* Task to carry out *
Leave out the pictures and repeat the data exactly.
>> begin Recorded information
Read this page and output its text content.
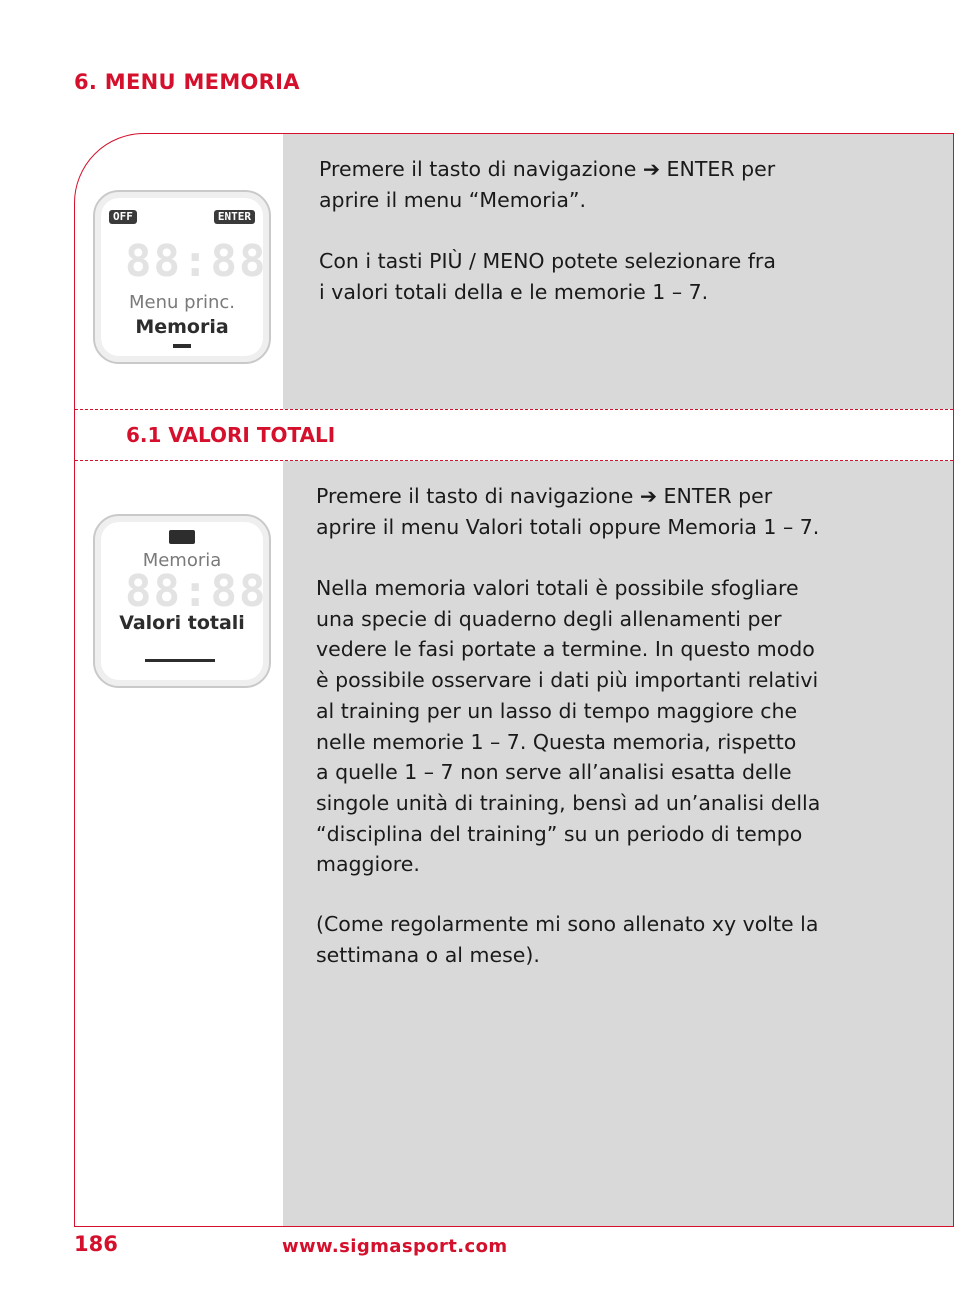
6. MENU MEMORIA
OFF	ENTER
88:88
Menu princ.
Memoria

Premere il tasto di navigazione ➔ ENTER per
aprire il menu “Memoria”.

Con i tasti PIÙ / MENO potete selezionare fra
i valori totali della e le memorie 1 – 7.

6.1 VALORI TOTALI
Memoria
88:88
Valori totali

Premere il tasto di navigazione ➔ ENTER per
aprire il menu Valori totali oppure Memoria 1 – 7.

Nella memoria valori totali è possibile sfogliare
una specie di quaderno degli allenamenti per
vedere le fasi portate a termine. In questo modo
è possibile osservare i dati più importanti relativi
al training per un lasso di tempo maggiore che
nelle memorie 1 – 7. Questa memoria, rispetto
a quelle 1 – 7 non serve all’analisi esatta delle
singole unità di training, bensì ad un’analisi della
“disciplina del training” su un periodo di tempo
maggiore.

(Come regolarmente mi sono allenato xy volte la
settimana o al mese).

186	www.sigmasport.com
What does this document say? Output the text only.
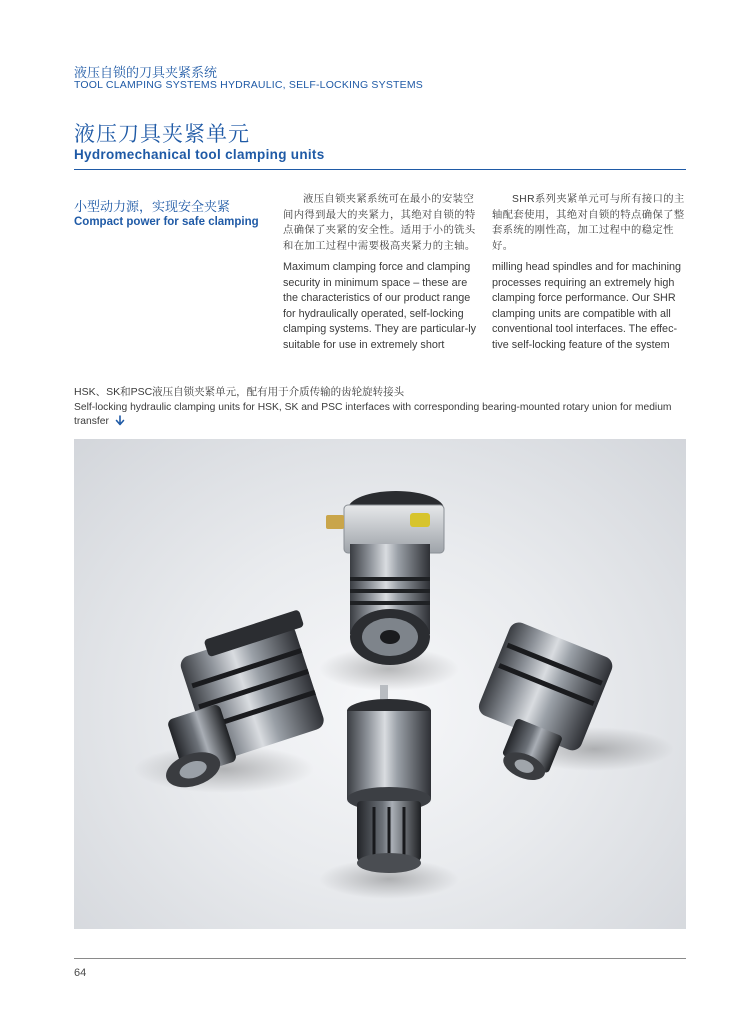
液压自锁的刀具夹紧系统
TOOL CLAMPING SYSTEMS HYDRAULIC, SELF-LOCKING SYSTEMS
液压刀具夹紧单元
Hydromechanical tool clamping units
小型动力源，实现安全夹紧
Compact power for safe clamping

液压自锁夹紧系统可在最小的安装空间内得到最大的夹紧力，其绝对自锁的特点确保了夹紧的安全性。适用于小的铣头和在加工过程中需要极高夹紧力的主轴。

Maximum clamping force and clamping security in minimum space – these are the characteristics of our product range for hydraulically operated, self-locking clamping systems. They are particular-ly suitable for use in extremely short

SHR系列夹紧单元可与所有接口的主轴配套使用，其绝对自锁的特点确保了整套系统的刚性高，加工过程中的稳定性好。

milling head spindles and for machining processes requiring an extremely high clamping force performance. Our SHR clamping units are compatible with all conventional tool interfaces. The effec-tive self-locking feature of the system

HSK、SK和PSC液压自锁夹紧单元，配有用于介质传输的齿轮旋转接头
Self-locking hydraulic clamping units for HSK, SK and PSC interfaces with corresponding bearing-mounted rotary union for medium transfer
64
>> end Recorded information
* Output *
Read this page and output its text content.
6. MENU MEMORIA
OFF	ENTER
88:88
Menu princ.
Memoria

Premere il tasto di navigazione ➔ ENTER per
aprire il menu “Memoria”.

Con i tasti PIÙ / MENO potete selezionare fra
i valori totali della e le memorie 1 – 7.

6.1 VALORI TOTALI
Memoria
88:88
Valori totali

Premere il tasto di navigazione ➔ ENTER per
aprire il menu Valori totali oppure Memoria 1 – 7.

Nella memoria valori totali è possibile sfogliare
una specie di quaderno degli allenamenti per
vedere le fasi portate a termine. In questo modo
è possibile osservare i dati più importanti relativi
al training per un lasso di tempo maggiore che
nelle memorie 1 – 7. Questa memoria, rispetto
a quelle 1 – 7 non serve all’analisi esatta delle
singole unità di training, bensì ad un’analisi della
“disciplina del training” su un periodo di tempo
maggiore.

(Come regolarmente mi sono allenato xy volte la
settimana o al mese).

186	www.sigmasport.com
What does this document say? Output the text only.
液压自锁的刀具夹紧系统
TOOL CLAMPING SYSTEMS HYDRAULIC, SELF-LOCKING SYSTEMS
液压刀具夹紧单元
Hydromechanical tool clamping units
小型动力源，实现安全夹紧
Compact power for safe clamping

液压自锁夹紧系统可在最小的安装空间内得到最大的夹紧力，其绝对自锁的特点确保了夹紧的安全性。适用于小的铣头和在加工过程中需要极高夹紧力的主轴。

Maximum clamping force and clamping security in minimum space – these are the characteristics of our product range for hydraulically operated, self-locking clamping systems. They are particular-ly suitable for use in extremely short

SHR系列夹紧单元可与所有接口的主轴配套使用，其绝对自锁的特点确保了整套系统的刚性高，加工过程中的稳定性好。

milling head spindles and for machining processes requiring an extremely high clamping force performance. Our SHR clamping units are compatible with all conventional tool interfaces. The effec-tive self-locking feature of the system

HSK、SK和PSC液压自锁夹紧单元，配有用于介质传输的齿轮旋转接头
Self-locking hydraulic clamping units for HSK, SK and PSC interfaces with corresponding bearing-mounted rotary union for medium transfer
64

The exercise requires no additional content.